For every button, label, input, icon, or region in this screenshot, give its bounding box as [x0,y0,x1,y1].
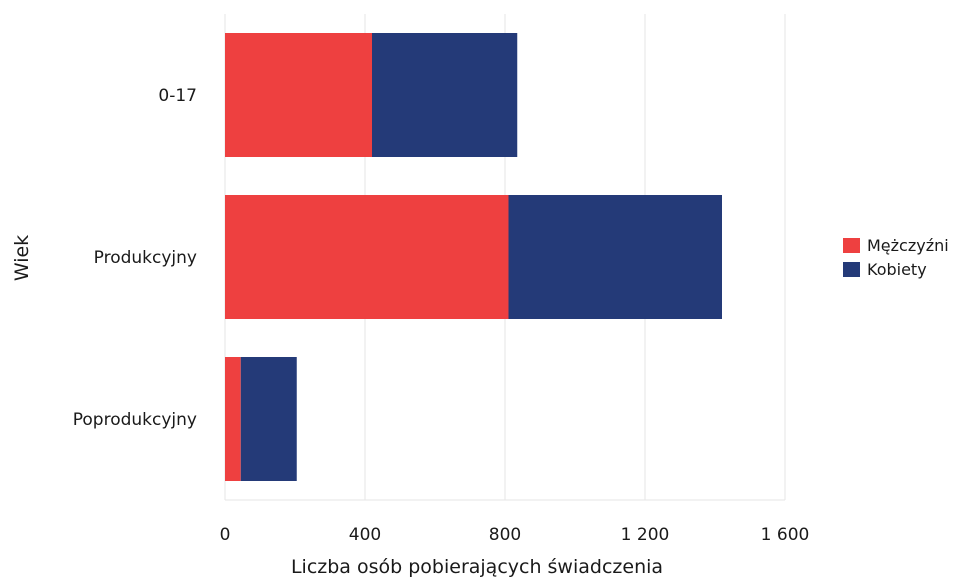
y-axis-title: Wiek [11,235,33,281]
x-axis-title: Liczba osób pobierających świadczenia [291,556,663,578]
bar-men-0 [225,33,372,157]
category-labels: 0-17 Produkcyjny Poprodukcyjny [73,86,197,430]
bar-women-1 [508,195,722,319]
category-label: 0-17 [158,86,197,106]
category-label: Poprodukcyjny [73,410,197,430]
bar-women-0 [372,33,518,157]
x-tick-label: 800 [489,525,521,545]
x-tick-label: 0 [220,525,231,545]
bar-men-2 [225,357,241,481]
legend-swatch-women [843,262,860,277]
legend-label-men: Mężczyźni [867,236,949,255]
bar-men-1 [225,195,509,319]
legend: Mężczyźni Kobiety [843,236,949,279]
x-tick-label: 1 200 [621,525,670,545]
x-tick-labels: 0 400 800 1 200 1 600 [220,525,810,545]
legend-swatch-men [843,238,860,253]
bar-women-2 [240,357,297,481]
x-tick-label: 400 [349,525,381,545]
bars-layer [225,33,722,481]
legend-label-women: Kobiety [867,260,927,279]
x-tick-label: 1 600 [761,525,810,545]
category-label: Produkcyjny [94,248,197,268]
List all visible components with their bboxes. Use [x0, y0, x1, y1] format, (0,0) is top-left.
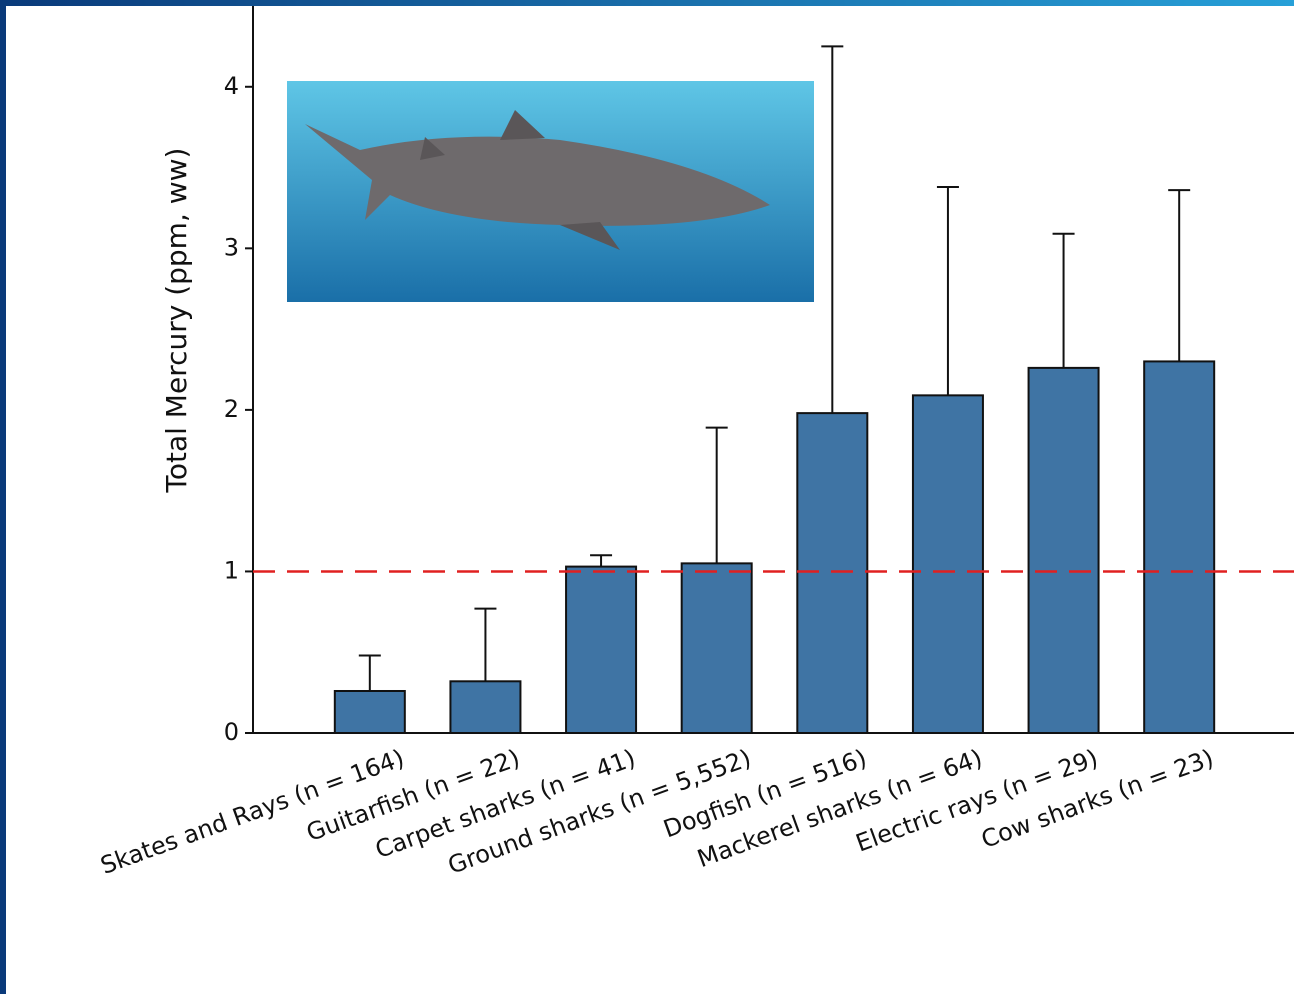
- bar: [797, 413, 867, 733]
- bar: [913, 395, 983, 733]
- bar: [1029, 368, 1099, 733]
- y-tick-label: 3: [224, 233, 239, 261]
- y-tick-label: 0: [224, 718, 239, 746]
- y-tick-label: 2: [224, 395, 239, 423]
- chart: Total Mercury (ppm, ww) 01234Skates and …: [0, 0, 1294, 994]
- y-tick-label: 4: [224, 72, 239, 100]
- y-tick-label: 1: [224, 556, 239, 584]
- bar: [682, 563, 752, 733]
- bar: [450, 681, 520, 733]
- bar: [335, 691, 405, 733]
- bar: [566, 567, 636, 733]
- shark-photo: [287, 81, 814, 302]
- y-axis-title: Total Mercury (ppm, ww): [160, 148, 193, 494]
- bar: [1144, 361, 1214, 733]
++++
Render every line above as a Markdown table with the columns Row and Line, numbering each row and skipping blank lines. Leave the pictures out.

The answer:
| Row | Line |
|---|---|
| 1 | For every button, label, input, icon, or region in this screenshot, give its bounding box as [x0,y0,x1,y1]. |
| 2 | y-axis-title: Wiek [11,235,33,281] |
| 3 | x-axis-title: Liczba osób pobierających świadczenia [291,556,663,578] |
| 4 | bar-men-0 [225,33,372,157] |
| 5 | category-labels: 0-17 Produkcyjny Poprodukcyjny [73,86,197,430] |
| 6 | bar-women-1 [508,195,722,319] |
| 7 | category-label: 0-17 [158,86,197,106] |
| 8 | category-label: Poprodukcyjny [73,410,197,430] |
| 9 | bar-women-0 [372,33,518,157] |
| 10 | x-tick-label: 800 [489,525,521,545] |
| 11 | x-tick-label: 0 [220,525,231,545] |
| 12 | bar-men-2 [225,357,241,481] |
| 13 | legend-swatch-women [843,262,860,277] |
| 14 | legend-label-men: Mężczyźni [867,236,949,255] |
| 15 | bar-men-1 [225,195,509,319] |
| 16 | legend: Mężczyźni Kobiety [843,236,949,279] |
| 17 | x-tick-label: 1 200 [621,525,670,545] |
| 18 | x-tick-labels: 0 400 800 1 200 1 600 [220,525,810,545] |
| 19 | legend-swatch-men [843,238,860,253] |
| 20 | bar-women-2 [240,357,297,481] |
| 21 | x-tick-label: 400 [349,525,381,545] |
| 22 | bars-layer [225,33,722,481] |
| 23 | legend-label-women: Kobiety [867,260,927,279] |
| 24 | x-tick-label: 1 600 [761,525,810,545] |
| 25 | category-label: Produkcyjny [94,248,197,268] |
| 26 | List all visible components with their bboxes. Use [x0, y0, x1, y1] format, (0,0) is top-left. |
| 27 | - bar: [797, 413, 867, 733] |
| 28 | - bar: [913, 395, 983, 733] |
| 29 | - bar: [1029, 368, 1099, 733] |
| 30 | - y-tick-label: 3: [224, 233, 239, 261] |
| 31 | - y-tick-label: 0: [224, 718, 239, 746] |
| 32 | - y-tick-label: 2: [224, 395, 239, 423] |
| 33 | - chart: Total Mercury (ppm, ww) 01234Skates and …: [0, 0, 1294, 994] |
| 34 | - y-tick-label: 4: [224, 72, 239, 100] |
| 35 | - y-tick-label: 1: [224, 556, 239, 584] |
| 36 | - bar: [682, 563, 752, 733] |
| 37 | - bar: [450, 681, 520, 733] |
| 38 | - bar: [335, 691, 405, 733] |
| 39 | - bar: [566, 567, 636, 733] |
| 40 | - shark-photo: [287, 81, 814, 302] |
| 41 | - y-axis-title: Total Mercury (ppm, ww): [160, 148, 193, 494] |
| 42 | - bar: [1144, 361, 1214, 733] |